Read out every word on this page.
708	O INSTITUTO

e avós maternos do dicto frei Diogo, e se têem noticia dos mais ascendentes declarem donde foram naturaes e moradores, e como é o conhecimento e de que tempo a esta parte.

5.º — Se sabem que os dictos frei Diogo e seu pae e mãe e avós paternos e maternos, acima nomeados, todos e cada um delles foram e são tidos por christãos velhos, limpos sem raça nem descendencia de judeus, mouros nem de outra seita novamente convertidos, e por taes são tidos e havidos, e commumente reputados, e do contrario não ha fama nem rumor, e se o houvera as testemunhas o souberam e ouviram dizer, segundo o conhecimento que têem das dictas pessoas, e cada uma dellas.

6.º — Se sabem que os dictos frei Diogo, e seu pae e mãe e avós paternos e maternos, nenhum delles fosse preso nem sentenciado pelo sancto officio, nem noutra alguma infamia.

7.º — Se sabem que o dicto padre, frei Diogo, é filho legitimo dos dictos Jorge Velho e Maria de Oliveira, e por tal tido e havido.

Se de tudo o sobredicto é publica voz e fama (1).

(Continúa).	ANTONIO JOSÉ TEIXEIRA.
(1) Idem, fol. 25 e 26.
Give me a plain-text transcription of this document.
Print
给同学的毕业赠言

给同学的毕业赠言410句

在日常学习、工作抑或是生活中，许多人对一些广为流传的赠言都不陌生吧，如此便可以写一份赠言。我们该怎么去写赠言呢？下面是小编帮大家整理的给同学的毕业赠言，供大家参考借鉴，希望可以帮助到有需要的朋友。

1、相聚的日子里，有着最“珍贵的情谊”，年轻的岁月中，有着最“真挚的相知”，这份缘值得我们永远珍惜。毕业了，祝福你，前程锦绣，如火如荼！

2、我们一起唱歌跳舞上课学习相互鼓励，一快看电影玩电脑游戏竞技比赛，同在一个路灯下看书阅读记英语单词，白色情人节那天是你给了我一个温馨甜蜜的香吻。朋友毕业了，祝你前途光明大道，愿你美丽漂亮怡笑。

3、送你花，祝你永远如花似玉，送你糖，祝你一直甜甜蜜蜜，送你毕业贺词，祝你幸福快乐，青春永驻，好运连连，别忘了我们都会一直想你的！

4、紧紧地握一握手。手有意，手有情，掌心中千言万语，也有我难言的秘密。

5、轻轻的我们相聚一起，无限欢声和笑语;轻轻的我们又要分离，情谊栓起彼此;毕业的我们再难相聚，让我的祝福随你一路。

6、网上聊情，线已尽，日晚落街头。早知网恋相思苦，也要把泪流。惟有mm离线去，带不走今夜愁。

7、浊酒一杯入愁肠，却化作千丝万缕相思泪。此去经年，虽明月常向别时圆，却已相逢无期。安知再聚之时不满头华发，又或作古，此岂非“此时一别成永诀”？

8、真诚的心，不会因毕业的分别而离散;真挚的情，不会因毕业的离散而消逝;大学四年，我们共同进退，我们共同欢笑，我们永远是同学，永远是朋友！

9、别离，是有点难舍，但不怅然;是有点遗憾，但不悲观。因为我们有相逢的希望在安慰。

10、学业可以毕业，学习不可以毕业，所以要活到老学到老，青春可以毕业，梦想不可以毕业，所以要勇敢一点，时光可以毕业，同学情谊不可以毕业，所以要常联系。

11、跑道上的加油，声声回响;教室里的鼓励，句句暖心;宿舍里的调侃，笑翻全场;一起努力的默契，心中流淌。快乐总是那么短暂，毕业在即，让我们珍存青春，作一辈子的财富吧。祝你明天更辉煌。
────────────────────────────────────────
▶ [Your goal]:
Copy out every line from the material above in which the word "têem" appears.

▶ [The output]:
e avós maternos do dicto frei Diogo, e se têem noticia dos mais ascendentes declarem donde foram naturaes e moradores, e como é o conhecimento e de que tempo a esta parte.
5.º — Se sabem que os dictos frei Diogo e seu pae e mãe e avós paternos e maternos, acima nomeados, todos e cada um delles foram e são tidos por christãos velhos, limpos sem raça nem descendencia de judeus, mouros nem de outra seita novamente convertidos, e por taes são tidos e havidos, e commumente reputados, e do contrario não ha fama nem rumor, e se o houvera as testemunhas o souberam e ouviram dizer, segundo o conhecimento que têem das dictas pessoas, e cada uma dellas.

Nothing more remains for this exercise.